● Written problem:
Every entry below should be printed exactly, without its images.

★ ★ ★ ★ ★ ★ ★

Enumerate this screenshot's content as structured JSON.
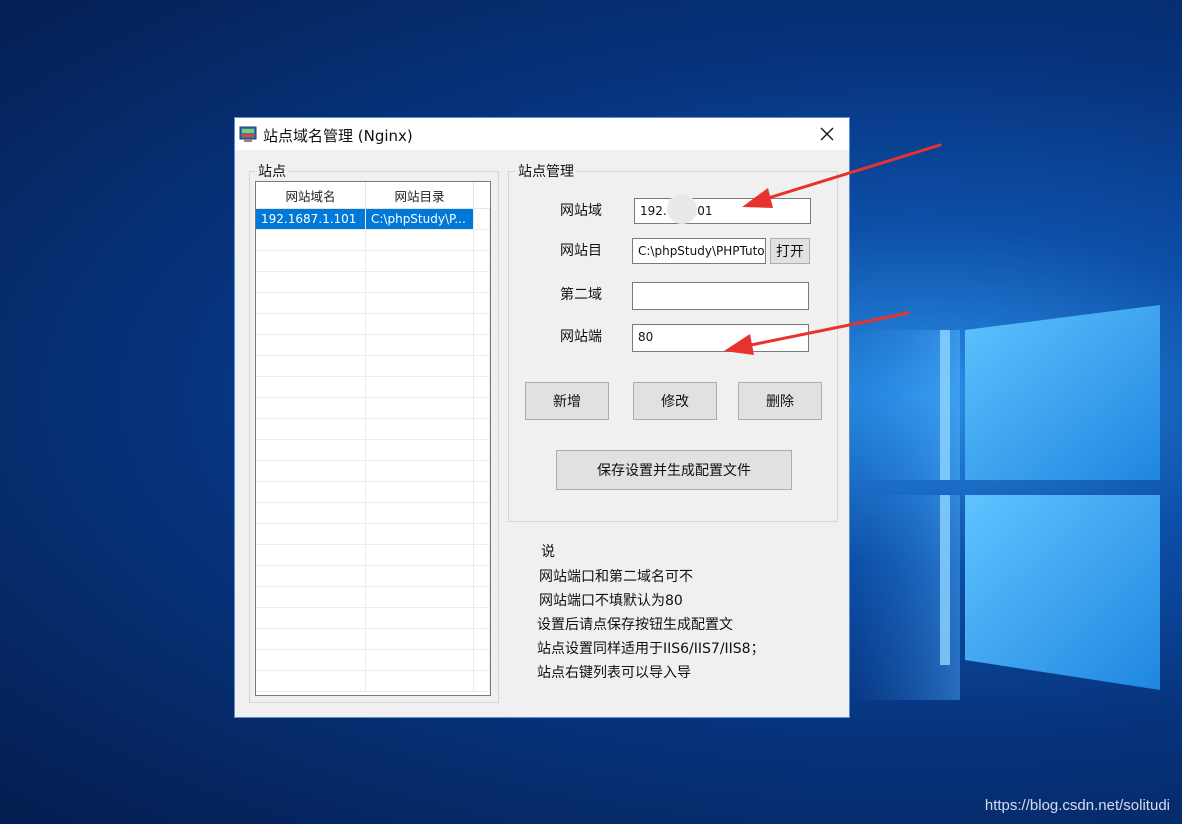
{
  "dialog": {
    "title": "站点域名管理 (Nginx)",
    "left_group_label": "站点",
    "right_group_label": "站点管理"
  },
  "sites_table": {
    "columns": [
      "网站域名",
      "网站目录"
    ],
    "rows": [
      {
        "domain": "192.1687.1.101",
        "dir": "C:\\phpStudy\\P..."
      }
    ],
    "empty_rows": 22
  },
  "form": {
    "domain_label": "网站域",
    "domain_value": "192.1      1.101",
    "dir_label": "网站目",
    "dir_value": "C:\\phpStudy\\PHPTutor",
    "open_button": "打开",
    "second_domain_label": "第二域",
    "second_domain_value": "",
    "port_label": "网站端",
    "port_value": "80"
  },
  "buttons": {
    "add": "新增",
    "edit": "修改",
    "delete": "删除",
    "save": "保存设置并生成配置文件"
  },
  "notes": {
    "title": "说",
    "lines": [
      "网站端口和第二域名可不",
      "网站端口不填默认为80",
      "设置后请点保存按钮生成配置文",
      "站点设置同样适用于IIS6/IIS7/IIS8；",
      "站点右键列表可以导入导"
    ]
  },
  "watermark": "https://blog.csdn.net/solitudi",
  "colors": {
    "selection": "#0078d7",
    "annotation_arrow": "#e8322e",
    "desktop": "#07347e"
  }
}
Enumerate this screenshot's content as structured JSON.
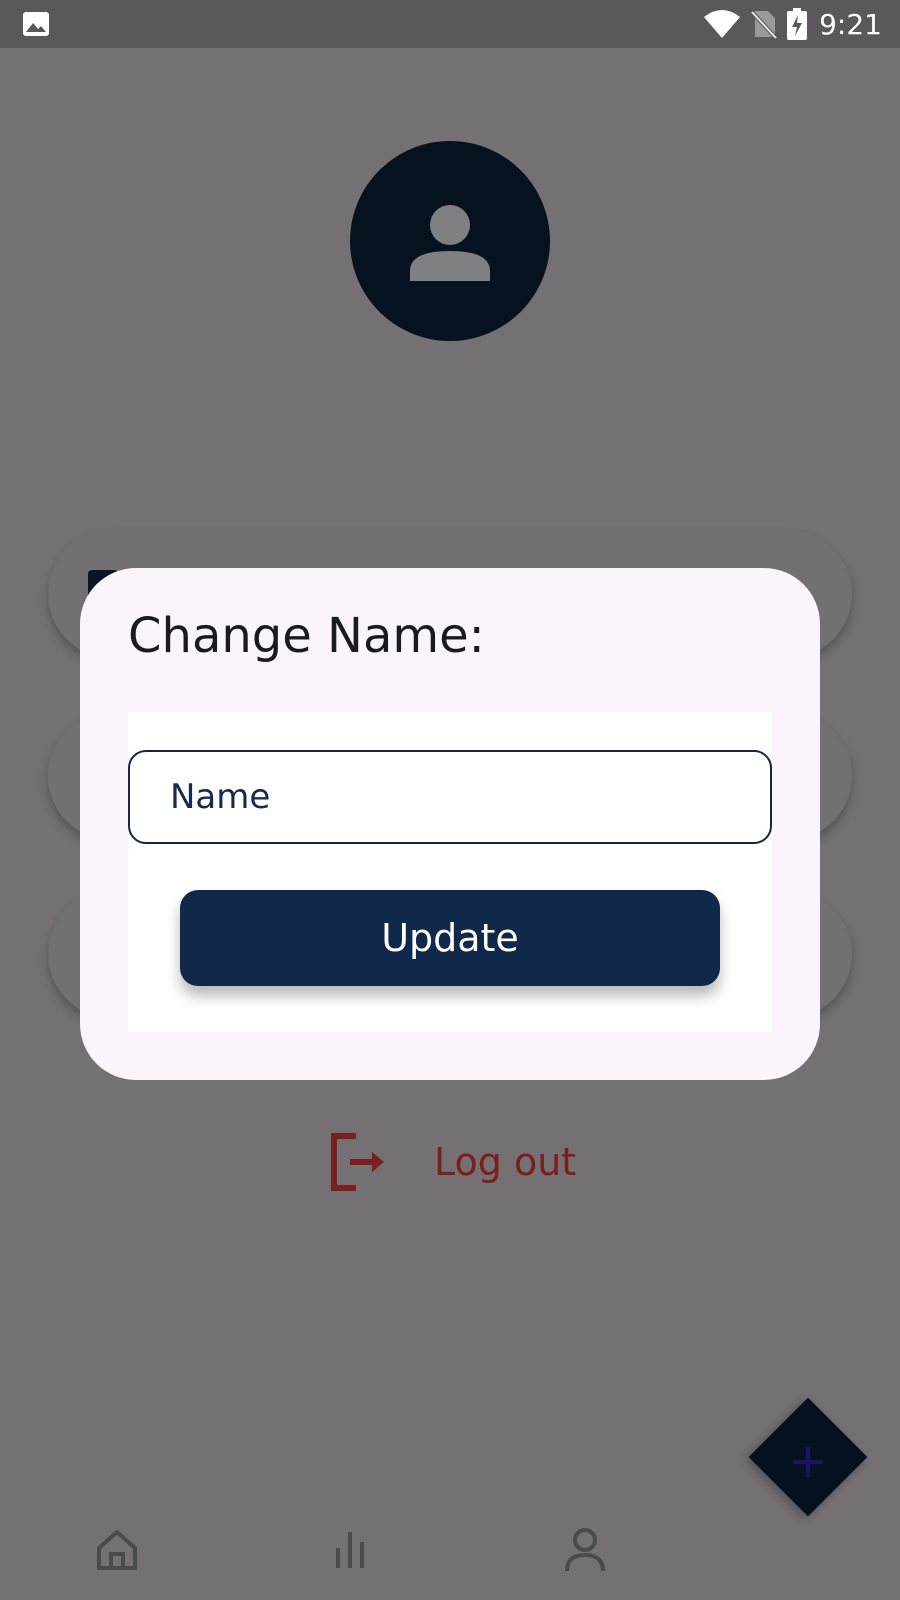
{
  "status_bar": {
    "time": "9:21",
    "icons": [
      "gallery-icon",
      "wifi-icon",
      "no-sim-icon",
      "battery-charging-icon"
    ]
  },
  "profile": {
    "avatar_icon": "person-icon"
  },
  "logout": {
    "label": "Log out",
    "icon": "logout-icon",
    "color": "#7a1f1f"
  },
  "dialog": {
    "title": "Change Name:",
    "name_input": {
      "value": "",
      "placeholder": "Name"
    },
    "update_label": "Update"
  },
  "fab": {
    "icon": "plus-icon"
  },
  "bottom_nav": {
    "items": [
      {
        "icon": "home-icon"
      },
      {
        "icon": "stats-icon"
      },
      {
        "icon": "profile-icon"
      }
    ]
  },
  "colors": {
    "primary": "#10294b",
    "scrim": "#747074",
    "dialog_bg": "#fcf4fc",
    "danger": "#7a1f1f"
  }
}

★ ★ ★ ★ ★ ★ ★

● Result of this task:
Enumerate this screenshot's content as structured JSON.
{
  "dialog": {
    "title": "站点域名管理 (Nginx)",
    "left_group_label": "站点",
    "right_group_label": "站点管理"
  },
  "sites_table": {
    "columns": [
      "网站域名",
      "网站目录"
    ],
    "rows": [
      {
        "domain": "192.1687.1.101",
        "dir": "C:\\phpStudy\\P..."
      }
    ],
    "empty_rows": 22
  },
  "form": {
    "domain_label": "网站域",
    "domain_value": "192.1      1.101",
    "dir_label": "网站目",
    "dir_value": "C:\\phpStudy\\PHPTutor",
    "open_button": "打开",
    "second_domain_label": "第二域",
    "second_domain_value": "",
    "port_label": "网站端",
    "port_value": "80"
  },
  "buttons": {
    "add": "新增",
    "edit": "修改",
    "delete": "删除",
    "save": "保存设置并生成配置文件"
  },
  "notes": {
    "title": "说",
    "lines": [
      "网站端口和第二域名可不",
      "网站端口不填默认为80",
      "设置后请点保存按钮生成配置文",
      "站点设置同样适用于IIS6/IIS7/IIS8；",
      "站点右键列表可以导入导"
    ]
  },
  "watermark": "https://blog.csdn.net/solitudi",
  "colors": {
    "selection": "#0078d7",
    "annotation_arrow": "#e8322e",
    "desktop": "#07347e"
  }
}
Enumerate this screenshot's content as structured JSON.
{
  "status_bar": {
    "time": "9:21",
    "icons": [
      "gallery-icon",
      "wifi-icon",
      "no-sim-icon",
      "battery-charging-icon"
    ]
  },
  "profile": {
    "avatar_icon": "person-icon"
  },
  "logout": {
    "label": "Log out",
    "icon": "logout-icon",
    "color": "#7a1f1f"
  },
  "dialog": {
    "title": "Change Name:",
    "name_input": {
      "value": "",
      "placeholder": "Name"
    },
    "update_label": "Update"
  },
  "fab": {
    "icon": "plus-icon"
  },
  "bottom_nav": {
    "items": [
      {
        "icon": "home-icon"
      },
      {
        "icon": "stats-icon"
      },
      {
        "icon": "profile-icon"
      }
    ]
  },
  "colors": {
    "primary": "#10294b",
    "scrim": "#747074",
    "dialog_bg": "#fcf4fc",
    "danger": "#7a1f1f"
  }
}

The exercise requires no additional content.